Your task
Convert every line of the records below into a Markdown table with two columns, Row and Text. Give each line's number under Row and the line itself under Text, and leave out blank lines.

────────────────

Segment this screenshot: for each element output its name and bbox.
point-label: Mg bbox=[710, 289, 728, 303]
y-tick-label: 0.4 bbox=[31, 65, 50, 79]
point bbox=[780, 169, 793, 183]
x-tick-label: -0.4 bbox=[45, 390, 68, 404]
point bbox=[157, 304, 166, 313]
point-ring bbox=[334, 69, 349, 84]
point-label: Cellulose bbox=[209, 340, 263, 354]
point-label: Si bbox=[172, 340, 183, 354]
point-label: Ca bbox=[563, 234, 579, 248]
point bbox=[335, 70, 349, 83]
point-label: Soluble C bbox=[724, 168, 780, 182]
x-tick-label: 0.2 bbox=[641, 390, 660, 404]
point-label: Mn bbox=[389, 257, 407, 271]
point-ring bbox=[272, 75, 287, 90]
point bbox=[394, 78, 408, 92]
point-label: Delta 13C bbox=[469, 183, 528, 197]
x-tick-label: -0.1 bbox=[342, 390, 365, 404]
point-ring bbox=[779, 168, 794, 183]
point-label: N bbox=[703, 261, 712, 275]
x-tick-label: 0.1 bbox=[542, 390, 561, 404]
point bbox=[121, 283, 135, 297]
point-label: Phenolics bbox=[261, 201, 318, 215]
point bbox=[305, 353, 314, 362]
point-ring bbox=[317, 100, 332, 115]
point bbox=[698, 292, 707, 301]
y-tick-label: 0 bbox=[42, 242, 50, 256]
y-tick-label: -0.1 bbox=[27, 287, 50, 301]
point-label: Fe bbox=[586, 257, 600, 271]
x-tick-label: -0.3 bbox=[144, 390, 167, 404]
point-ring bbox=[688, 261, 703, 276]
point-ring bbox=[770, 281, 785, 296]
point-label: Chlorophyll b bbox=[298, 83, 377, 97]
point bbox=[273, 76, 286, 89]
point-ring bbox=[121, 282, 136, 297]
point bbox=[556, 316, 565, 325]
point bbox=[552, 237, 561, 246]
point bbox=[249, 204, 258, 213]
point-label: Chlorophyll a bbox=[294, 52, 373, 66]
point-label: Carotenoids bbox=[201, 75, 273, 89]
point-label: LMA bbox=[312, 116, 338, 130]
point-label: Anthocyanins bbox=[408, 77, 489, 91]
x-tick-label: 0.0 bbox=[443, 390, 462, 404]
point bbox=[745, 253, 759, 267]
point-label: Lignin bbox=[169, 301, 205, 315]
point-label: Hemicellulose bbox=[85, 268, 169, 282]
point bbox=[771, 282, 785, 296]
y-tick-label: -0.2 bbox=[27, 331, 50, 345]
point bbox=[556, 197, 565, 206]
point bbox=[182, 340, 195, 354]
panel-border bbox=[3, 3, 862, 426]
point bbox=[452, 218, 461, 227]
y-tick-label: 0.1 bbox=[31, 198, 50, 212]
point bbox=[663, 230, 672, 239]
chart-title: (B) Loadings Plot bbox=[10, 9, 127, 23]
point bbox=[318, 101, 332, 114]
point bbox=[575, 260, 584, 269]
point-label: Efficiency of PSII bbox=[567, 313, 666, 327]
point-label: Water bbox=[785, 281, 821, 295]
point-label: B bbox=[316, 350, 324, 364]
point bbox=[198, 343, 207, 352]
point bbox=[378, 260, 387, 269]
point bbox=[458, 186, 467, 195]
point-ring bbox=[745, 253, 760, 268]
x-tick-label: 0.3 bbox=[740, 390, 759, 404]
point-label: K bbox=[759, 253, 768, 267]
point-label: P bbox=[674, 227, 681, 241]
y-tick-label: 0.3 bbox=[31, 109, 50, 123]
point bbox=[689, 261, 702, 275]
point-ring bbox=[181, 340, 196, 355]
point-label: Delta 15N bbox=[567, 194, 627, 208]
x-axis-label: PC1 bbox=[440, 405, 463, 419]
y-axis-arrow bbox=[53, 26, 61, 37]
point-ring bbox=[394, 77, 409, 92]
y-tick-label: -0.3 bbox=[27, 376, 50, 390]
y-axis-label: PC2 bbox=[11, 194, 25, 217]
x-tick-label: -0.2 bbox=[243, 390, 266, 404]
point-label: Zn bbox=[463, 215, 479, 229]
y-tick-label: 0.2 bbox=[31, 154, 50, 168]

────────────────

Exercise solution
| Row | Text |
|---|---|
| 1 | Segment this screenshot: for each element output its name and bbox. |
| 2 | point-label: Mg bbox=[710, 289, 728, 303] |
| 3 | y-tick-label: 0.4 bbox=[31, 65, 50, 79] |
| 4 | point bbox=[780, 169, 793, 183] |
| 5 | x-tick-label: -0.4 bbox=[45, 390, 68, 404] |
| 6 | point bbox=[157, 304, 166, 313] |
| 7 | point-ring bbox=[334, 69, 349, 84] |
| 8 | point-label: Cellulose bbox=[209, 340, 263, 354] |
| 9 | point-label: Si bbox=[172, 340, 183, 354] |
| 10 | point-label: Ca bbox=[563, 234, 579, 248] |
| 11 | point bbox=[335, 70, 349, 83] |
| 12 | point-label: Soluble C bbox=[724, 168, 780, 182] |
| 13 | x-tick-label: 0.2 bbox=[641, 390, 660, 404] |
| 14 | point-label: Mn bbox=[389, 257, 407, 271] |
| 15 | point-ring bbox=[272, 75, 287, 90] |
| 16 | point bbox=[394, 78, 408, 92] |
| 17 | point-label: Delta 13C bbox=[469, 183, 528, 197] |
| 18 | x-tick-label: -0.1 bbox=[342, 390, 365, 404] |
| 19 | point-ring bbox=[779, 168, 794, 183] |
| 20 | point-label: N bbox=[703, 261, 712, 275] |
| 21 | x-tick-label: 0.1 bbox=[542, 390, 561, 404] |
| 22 | point bbox=[121, 283, 135, 297] |
| 23 | point-label: Phenolics bbox=[261, 201, 318, 215] |
| 24 | point bbox=[305, 353, 314, 362] |
| 25 | point-ring bbox=[317, 100, 332, 115] |
| 26 | point bbox=[698, 292, 707, 301] |
| 27 | y-tick-label: 0 bbox=[42, 242, 50, 256] |
| 28 | y-tick-label: -0.1 bbox=[27, 287, 50, 301] |
| 29 | point-label: Fe bbox=[586, 257, 600, 271] |
| 30 | x-tick-label: -0.3 bbox=[144, 390, 167, 404] |
| 31 | point-ring bbox=[688, 261, 703, 276] |
| 32 | point-ring bbox=[770, 281, 785, 296] |
| 33 | point-label: Chlorophyll b bbox=[298, 83, 377, 97] |
| 34 | point bbox=[273, 76, 286, 89] |
| 35 | point-ring bbox=[121, 282, 136, 297] |
| 36 | point bbox=[556, 316, 565, 325] |
| 37 | point bbox=[552, 237, 561, 246] |
| 38 | point bbox=[249, 204, 258, 213] |
| 39 | point-label: Chlorophyll a bbox=[294, 52, 373, 66] |
| 40 | point-label: Carotenoids bbox=[201, 75, 273, 89] |
| 41 | point-label: LMA bbox=[312, 116, 338, 130] |
| 42 | point-label: Anthocyanins bbox=[408, 77, 489, 91] |
| 43 | x-tick-label: 0.0 bbox=[443, 390, 462, 404] |
| 44 | point bbox=[745, 253, 759, 267] |
| 45 | point-label: Lignin bbox=[169, 301, 205, 315] |
| 46 | point-label: Hemicellulose bbox=[85, 268, 169, 282] |
| 47 | point bbox=[771, 282, 785, 296] |
| 48 | y-tick-label: -0.2 bbox=[27, 331, 50, 345] |
| 49 | point bbox=[556, 197, 565, 206] |
| 50 | point bbox=[182, 340, 195, 354] |
| 51 | panel-border bbox=[3, 3, 862, 426] |
| 52 | point bbox=[452, 218, 461, 227] |
| 53 | y-tick-label: 0.1 bbox=[31, 198, 50, 212] |
| 54 | point bbox=[663, 230, 672, 239] |
| 55 | chart-title: (B) Loadings Plot bbox=[10, 9, 127, 23] |
| 56 | point bbox=[318, 101, 332, 114] |
| 57 | point bbox=[575, 260, 584, 269] |
| 58 | point-label: Efficiency of PSII bbox=[567, 313, 666, 327] |
| 59 | point-label: Water bbox=[785, 281, 821, 295] |
| 60 | point-label: B bbox=[316, 350, 324, 364] |
| 61 | point bbox=[198, 343, 207, 352] |
| 62 | point bbox=[378, 260, 387, 269] |
| 63 | point bbox=[458, 186, 467, 195] |
| 64 | point-ring bbox=[745, 253, 760, 268] |
| 65 | x-tick-label: 0.3 bbox=[740, 390, 759, 404] |
| 66 | point-label: K bbox=[759, 253, 768, 267] |
| 67 | point-label: P bbox=[674, 227, 681, 241] |
| 68 | y-tick-label: 0.3 bbox=[31, 109, 50, 123] |
| 69 | point bbox=[689, 261, 702, 275] |
| 70 | point-ring bbox=[181, 340, 196, 355] |
| 71 | point-label: Delta 15N bbox=[567, 194, 627, 208] |
| 72 | x-axis-label: PC1 bbox=[440, 405, 463, 419] |
| 73 | y-axis-arrow bbox=[53, 26, 61, 37] |
| 74 | point-ring bbox=[394, 77, 409, 92] |
| 75 | y-tick-label: -0.3 bbox=[27, 376, 50, 390] |
| 76 | y-axis-label: PC2 bbox=[11, 194, 25, 217] |
| 77 | x-tick-label: -0.2 bbox=[243, 390, 266, 404] |
| 78 | point-label: Zn bbox=[463, 215, 479, 229] |
| 79 | y-tick-label: 0.2 bbox=[31, 154, 50, 168] |